__Work required__: Scan the entries below and extract each line with the word "weight" in it.

*** Source information Section Begins ***

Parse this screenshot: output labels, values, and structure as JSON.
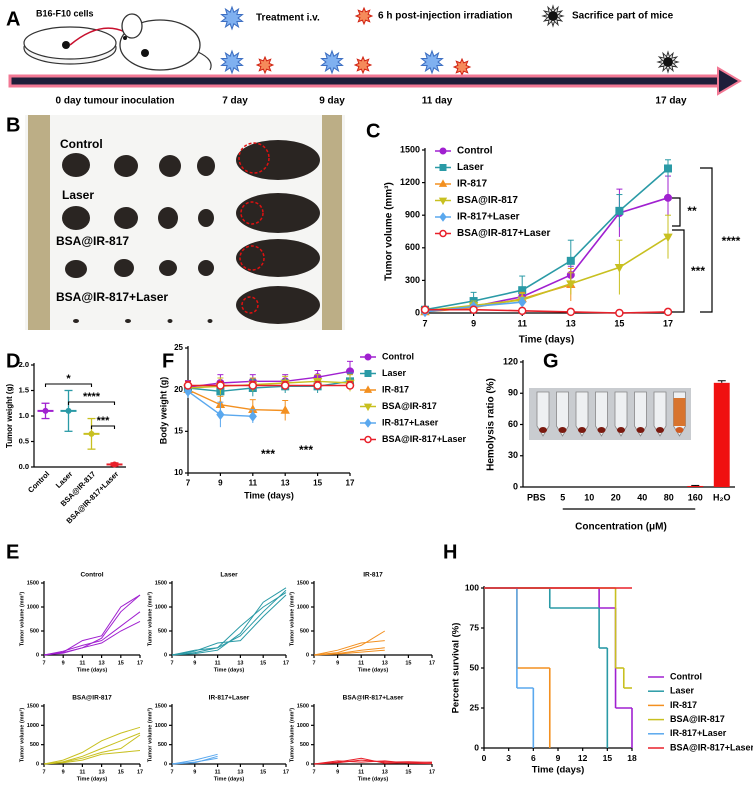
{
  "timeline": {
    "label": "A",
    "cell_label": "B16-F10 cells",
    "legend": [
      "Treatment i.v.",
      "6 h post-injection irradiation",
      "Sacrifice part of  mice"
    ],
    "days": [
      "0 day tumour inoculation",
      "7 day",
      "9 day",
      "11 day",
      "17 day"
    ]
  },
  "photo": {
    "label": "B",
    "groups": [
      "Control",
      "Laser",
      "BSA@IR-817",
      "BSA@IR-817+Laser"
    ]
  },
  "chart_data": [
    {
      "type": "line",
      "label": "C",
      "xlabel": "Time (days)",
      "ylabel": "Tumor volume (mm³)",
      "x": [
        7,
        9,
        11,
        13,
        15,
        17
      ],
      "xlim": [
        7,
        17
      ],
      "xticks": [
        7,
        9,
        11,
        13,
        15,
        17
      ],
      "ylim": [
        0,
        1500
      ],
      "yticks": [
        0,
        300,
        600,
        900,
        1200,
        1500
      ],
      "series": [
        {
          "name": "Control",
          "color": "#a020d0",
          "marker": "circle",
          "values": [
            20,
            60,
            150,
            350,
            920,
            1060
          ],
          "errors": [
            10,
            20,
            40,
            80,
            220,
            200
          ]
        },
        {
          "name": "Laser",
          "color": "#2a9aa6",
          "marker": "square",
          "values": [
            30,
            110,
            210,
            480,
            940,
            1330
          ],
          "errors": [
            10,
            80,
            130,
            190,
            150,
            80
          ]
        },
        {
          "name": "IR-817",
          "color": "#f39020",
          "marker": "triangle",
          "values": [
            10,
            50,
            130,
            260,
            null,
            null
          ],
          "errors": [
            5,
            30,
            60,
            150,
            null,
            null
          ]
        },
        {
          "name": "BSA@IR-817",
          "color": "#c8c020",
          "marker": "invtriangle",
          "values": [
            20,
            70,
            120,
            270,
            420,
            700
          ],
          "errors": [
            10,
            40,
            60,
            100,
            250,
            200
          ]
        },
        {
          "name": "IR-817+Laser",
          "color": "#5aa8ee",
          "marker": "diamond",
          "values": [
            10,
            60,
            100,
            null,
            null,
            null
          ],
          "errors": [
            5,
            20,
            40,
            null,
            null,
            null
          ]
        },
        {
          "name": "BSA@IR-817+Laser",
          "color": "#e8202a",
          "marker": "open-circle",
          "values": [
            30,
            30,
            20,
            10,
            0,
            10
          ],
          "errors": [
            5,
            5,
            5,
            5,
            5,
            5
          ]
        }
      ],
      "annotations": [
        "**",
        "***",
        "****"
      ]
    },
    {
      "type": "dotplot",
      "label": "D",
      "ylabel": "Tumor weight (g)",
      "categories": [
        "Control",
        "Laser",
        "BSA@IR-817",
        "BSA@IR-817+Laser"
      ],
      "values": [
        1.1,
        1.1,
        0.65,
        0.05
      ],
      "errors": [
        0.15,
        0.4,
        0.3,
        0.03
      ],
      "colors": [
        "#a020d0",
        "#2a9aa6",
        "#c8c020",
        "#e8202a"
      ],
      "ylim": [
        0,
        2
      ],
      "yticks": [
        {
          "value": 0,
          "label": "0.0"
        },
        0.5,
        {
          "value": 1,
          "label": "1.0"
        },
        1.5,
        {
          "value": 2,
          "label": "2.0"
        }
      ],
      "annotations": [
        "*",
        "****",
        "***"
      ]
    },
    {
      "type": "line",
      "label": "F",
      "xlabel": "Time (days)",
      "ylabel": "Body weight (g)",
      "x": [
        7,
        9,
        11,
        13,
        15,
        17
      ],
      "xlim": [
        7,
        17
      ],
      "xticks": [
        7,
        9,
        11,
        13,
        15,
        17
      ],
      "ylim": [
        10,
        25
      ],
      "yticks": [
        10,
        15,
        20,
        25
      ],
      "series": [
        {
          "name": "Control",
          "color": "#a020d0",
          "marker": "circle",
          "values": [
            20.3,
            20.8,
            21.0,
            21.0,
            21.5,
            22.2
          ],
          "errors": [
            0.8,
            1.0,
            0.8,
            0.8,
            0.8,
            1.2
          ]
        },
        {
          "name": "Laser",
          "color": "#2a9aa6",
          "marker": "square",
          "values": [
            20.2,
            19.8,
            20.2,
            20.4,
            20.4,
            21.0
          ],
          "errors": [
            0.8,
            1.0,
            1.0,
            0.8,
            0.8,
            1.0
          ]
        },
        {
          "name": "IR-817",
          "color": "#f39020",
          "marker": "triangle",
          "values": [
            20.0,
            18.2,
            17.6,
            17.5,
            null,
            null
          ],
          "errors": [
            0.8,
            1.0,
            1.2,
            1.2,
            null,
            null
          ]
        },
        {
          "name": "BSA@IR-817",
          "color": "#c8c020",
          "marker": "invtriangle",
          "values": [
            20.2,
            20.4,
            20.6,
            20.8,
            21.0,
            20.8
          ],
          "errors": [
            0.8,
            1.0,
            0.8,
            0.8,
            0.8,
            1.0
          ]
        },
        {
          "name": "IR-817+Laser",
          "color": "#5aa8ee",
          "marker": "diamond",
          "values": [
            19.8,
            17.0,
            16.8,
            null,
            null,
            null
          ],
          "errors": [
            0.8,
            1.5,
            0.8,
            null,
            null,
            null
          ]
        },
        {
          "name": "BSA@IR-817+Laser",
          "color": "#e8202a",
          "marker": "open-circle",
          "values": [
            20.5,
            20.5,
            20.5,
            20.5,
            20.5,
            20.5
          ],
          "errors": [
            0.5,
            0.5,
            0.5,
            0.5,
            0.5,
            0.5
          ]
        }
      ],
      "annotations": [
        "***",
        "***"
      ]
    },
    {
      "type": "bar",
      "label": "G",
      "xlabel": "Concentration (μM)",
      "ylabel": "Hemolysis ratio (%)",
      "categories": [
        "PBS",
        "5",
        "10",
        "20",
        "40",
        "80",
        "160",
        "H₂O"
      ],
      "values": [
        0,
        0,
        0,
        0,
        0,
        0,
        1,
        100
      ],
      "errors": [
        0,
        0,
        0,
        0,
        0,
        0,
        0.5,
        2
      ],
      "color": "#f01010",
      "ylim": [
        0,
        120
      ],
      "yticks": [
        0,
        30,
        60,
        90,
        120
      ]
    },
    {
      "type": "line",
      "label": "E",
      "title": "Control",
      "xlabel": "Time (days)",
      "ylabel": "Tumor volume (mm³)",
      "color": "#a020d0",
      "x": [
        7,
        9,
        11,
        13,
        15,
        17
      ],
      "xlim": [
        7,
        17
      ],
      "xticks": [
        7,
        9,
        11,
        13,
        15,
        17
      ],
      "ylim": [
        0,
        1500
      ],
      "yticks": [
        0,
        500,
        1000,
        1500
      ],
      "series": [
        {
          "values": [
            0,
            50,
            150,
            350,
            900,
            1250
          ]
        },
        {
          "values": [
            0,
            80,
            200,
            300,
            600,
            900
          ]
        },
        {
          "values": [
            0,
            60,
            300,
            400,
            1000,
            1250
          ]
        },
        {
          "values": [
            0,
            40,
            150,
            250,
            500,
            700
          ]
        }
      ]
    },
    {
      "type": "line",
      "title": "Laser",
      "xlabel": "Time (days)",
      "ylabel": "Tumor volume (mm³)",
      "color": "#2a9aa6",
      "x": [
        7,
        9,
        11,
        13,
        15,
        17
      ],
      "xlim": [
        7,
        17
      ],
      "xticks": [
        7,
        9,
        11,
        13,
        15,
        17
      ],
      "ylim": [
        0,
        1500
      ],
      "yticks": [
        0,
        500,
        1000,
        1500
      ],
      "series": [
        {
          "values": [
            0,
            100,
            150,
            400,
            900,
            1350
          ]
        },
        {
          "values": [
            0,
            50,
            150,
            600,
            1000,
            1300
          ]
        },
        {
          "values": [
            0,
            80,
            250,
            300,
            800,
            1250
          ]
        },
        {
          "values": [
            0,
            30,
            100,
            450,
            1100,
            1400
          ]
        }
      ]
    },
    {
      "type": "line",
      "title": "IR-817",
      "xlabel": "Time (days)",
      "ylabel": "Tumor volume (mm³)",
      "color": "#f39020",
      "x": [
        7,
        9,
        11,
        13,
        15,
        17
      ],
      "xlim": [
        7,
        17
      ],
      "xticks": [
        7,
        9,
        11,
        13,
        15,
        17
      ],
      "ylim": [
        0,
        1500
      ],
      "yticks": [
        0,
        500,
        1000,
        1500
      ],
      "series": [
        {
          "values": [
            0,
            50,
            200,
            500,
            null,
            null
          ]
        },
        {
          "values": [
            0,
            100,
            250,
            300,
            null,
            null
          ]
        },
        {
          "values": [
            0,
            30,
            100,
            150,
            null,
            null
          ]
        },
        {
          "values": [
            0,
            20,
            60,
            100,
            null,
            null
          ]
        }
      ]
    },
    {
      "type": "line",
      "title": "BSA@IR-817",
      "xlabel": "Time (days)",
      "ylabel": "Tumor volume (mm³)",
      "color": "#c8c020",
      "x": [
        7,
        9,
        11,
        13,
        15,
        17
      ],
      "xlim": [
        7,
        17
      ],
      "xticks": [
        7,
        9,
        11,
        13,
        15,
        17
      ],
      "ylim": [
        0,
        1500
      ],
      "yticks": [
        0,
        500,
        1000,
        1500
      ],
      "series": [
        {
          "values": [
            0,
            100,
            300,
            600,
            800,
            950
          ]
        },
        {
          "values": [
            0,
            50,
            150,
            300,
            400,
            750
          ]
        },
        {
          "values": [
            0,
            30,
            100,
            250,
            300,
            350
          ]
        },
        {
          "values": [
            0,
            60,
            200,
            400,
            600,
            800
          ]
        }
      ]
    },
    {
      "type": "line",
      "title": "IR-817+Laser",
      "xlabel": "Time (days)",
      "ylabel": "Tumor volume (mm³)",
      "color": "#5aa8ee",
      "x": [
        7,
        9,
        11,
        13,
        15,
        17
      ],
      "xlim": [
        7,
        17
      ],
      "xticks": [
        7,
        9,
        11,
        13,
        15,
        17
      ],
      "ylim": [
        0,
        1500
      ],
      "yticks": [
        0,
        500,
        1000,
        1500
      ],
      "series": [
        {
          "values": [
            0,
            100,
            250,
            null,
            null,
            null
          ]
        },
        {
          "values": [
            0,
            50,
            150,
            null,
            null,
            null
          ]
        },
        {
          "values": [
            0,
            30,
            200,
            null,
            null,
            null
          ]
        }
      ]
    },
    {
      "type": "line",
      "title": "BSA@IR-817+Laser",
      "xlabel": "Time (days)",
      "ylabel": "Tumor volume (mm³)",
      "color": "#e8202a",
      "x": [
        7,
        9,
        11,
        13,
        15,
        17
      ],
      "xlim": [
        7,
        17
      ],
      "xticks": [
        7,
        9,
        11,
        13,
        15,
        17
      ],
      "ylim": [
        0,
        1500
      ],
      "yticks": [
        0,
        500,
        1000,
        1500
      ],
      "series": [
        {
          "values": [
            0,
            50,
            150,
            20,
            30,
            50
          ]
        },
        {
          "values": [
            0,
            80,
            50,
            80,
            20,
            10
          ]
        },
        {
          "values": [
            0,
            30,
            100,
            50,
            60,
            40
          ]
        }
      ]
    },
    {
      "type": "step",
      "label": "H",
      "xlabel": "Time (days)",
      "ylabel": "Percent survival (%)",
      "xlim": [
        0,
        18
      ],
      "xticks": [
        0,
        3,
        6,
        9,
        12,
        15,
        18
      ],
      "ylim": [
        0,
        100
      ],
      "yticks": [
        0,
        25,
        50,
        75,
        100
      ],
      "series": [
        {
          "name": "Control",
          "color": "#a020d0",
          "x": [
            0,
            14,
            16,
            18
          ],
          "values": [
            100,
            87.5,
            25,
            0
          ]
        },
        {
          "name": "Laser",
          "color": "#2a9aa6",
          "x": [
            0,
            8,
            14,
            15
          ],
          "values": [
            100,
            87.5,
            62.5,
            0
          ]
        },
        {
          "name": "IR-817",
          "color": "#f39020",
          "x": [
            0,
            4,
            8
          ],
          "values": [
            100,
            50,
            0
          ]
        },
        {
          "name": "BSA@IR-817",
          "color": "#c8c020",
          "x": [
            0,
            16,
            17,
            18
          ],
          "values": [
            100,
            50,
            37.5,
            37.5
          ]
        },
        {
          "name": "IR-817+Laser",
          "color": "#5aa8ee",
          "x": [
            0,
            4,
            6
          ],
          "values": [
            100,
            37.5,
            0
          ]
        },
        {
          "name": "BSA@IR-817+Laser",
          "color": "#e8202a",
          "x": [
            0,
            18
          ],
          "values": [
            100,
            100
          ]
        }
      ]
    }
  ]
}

*** Source information Section Ends ***

__Result of the exercise__:
      "ylabel": "Tumor weight (g)",
      "ylabel": "Body weight (g)",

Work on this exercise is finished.